From the listing below, pull out every line where the string "Channel" appears.

[start of Available records]

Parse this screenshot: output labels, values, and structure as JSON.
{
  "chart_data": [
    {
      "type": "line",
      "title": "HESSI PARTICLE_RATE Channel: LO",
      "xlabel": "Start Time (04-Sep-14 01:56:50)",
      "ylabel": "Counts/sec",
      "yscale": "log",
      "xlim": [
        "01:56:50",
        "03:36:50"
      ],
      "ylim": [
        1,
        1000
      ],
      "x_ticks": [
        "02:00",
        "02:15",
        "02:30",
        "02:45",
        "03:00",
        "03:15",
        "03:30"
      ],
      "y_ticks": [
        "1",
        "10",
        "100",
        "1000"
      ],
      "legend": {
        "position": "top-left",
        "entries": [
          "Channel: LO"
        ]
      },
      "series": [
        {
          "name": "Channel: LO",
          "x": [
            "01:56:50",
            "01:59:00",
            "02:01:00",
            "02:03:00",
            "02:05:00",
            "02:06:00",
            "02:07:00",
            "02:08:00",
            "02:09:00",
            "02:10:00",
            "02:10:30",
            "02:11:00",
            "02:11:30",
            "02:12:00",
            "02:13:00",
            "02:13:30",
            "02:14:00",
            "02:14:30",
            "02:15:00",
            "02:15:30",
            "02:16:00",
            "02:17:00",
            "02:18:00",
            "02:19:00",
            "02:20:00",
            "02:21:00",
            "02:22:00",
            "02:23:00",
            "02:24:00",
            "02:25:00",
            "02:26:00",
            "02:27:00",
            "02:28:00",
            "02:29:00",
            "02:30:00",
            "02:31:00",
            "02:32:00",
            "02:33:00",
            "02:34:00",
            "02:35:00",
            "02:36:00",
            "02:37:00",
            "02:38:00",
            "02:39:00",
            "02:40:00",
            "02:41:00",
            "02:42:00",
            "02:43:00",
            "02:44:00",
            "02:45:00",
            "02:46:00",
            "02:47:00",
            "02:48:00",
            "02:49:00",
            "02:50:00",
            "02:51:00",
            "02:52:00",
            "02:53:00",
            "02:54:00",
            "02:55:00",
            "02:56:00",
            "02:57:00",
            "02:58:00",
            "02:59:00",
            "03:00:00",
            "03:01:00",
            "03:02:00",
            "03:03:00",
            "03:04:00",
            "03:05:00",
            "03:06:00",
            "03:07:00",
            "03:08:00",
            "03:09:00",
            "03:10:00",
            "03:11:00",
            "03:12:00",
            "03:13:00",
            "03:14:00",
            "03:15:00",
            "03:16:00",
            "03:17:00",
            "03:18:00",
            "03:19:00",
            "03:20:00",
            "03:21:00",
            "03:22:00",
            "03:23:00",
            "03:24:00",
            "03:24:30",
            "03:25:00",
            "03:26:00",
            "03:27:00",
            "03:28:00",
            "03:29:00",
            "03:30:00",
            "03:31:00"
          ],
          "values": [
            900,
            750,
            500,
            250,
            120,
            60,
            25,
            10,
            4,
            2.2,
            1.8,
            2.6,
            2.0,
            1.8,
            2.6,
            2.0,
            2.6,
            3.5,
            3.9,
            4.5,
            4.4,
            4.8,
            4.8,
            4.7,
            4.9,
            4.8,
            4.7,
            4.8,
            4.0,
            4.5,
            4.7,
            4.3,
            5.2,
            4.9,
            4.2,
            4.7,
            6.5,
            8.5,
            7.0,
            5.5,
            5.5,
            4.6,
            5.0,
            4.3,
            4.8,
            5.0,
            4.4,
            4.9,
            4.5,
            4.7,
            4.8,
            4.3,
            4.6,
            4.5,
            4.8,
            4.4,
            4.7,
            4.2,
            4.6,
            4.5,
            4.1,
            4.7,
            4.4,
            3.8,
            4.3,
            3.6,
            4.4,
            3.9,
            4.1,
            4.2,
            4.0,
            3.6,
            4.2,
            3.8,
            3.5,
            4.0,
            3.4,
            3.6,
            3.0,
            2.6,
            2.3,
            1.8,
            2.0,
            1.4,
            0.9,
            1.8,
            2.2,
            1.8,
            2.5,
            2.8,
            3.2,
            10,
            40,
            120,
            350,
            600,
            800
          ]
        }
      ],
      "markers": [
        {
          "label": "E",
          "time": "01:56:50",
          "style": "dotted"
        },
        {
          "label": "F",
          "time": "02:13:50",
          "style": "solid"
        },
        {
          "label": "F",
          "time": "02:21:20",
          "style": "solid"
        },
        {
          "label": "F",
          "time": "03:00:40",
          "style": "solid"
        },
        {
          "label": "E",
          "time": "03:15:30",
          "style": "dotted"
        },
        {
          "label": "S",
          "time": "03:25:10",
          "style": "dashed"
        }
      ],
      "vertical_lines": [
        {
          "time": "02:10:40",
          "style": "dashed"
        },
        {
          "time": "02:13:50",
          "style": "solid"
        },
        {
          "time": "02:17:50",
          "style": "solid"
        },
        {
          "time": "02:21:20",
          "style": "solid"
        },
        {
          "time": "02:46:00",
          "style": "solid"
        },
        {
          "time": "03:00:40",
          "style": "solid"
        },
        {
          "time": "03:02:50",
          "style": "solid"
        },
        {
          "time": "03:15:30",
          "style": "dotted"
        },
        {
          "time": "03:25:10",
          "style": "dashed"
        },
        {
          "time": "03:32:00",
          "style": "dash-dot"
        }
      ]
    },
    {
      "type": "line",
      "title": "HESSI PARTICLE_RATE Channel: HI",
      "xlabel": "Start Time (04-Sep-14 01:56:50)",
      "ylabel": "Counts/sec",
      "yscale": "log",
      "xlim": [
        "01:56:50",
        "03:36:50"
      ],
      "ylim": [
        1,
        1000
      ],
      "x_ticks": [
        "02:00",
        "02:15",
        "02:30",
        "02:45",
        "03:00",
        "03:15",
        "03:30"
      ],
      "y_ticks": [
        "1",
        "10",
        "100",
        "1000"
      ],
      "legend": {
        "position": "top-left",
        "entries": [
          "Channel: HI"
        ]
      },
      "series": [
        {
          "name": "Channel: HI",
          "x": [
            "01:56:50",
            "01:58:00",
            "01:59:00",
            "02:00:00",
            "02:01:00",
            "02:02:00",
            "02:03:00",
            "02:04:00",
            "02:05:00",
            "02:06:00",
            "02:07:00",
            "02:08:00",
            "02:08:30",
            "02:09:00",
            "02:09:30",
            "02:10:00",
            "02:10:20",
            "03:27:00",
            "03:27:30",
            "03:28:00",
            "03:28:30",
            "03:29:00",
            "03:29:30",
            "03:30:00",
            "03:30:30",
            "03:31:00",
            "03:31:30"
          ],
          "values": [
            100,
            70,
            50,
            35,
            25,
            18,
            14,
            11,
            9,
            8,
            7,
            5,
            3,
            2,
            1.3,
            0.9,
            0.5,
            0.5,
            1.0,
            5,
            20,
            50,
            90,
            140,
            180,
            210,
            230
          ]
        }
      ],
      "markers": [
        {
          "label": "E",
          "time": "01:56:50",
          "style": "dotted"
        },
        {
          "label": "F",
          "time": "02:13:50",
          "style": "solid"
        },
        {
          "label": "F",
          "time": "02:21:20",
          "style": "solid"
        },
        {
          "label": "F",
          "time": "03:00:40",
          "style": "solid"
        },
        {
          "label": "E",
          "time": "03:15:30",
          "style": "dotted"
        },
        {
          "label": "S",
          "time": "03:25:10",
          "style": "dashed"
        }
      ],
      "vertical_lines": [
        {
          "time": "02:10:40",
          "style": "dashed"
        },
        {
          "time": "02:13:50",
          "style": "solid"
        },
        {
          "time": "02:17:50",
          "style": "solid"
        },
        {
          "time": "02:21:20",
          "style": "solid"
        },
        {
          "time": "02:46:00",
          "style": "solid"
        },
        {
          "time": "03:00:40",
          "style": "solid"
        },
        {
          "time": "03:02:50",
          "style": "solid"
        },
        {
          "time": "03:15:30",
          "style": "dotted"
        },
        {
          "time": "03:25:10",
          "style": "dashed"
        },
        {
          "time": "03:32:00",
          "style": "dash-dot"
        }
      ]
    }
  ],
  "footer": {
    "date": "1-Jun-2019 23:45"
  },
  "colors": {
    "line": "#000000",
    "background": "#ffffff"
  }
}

[end of Available records]

_Answer for this exercise:_
      "title": "HESSI PARTICLE_RATE Channel: LO",
          "Channel: LO"
          "name": "Channel: LO",
      "title": "HESSI PARTICLE_RATE Channel: HI",
          "Channel: HI"
          "name": "Channel: HI",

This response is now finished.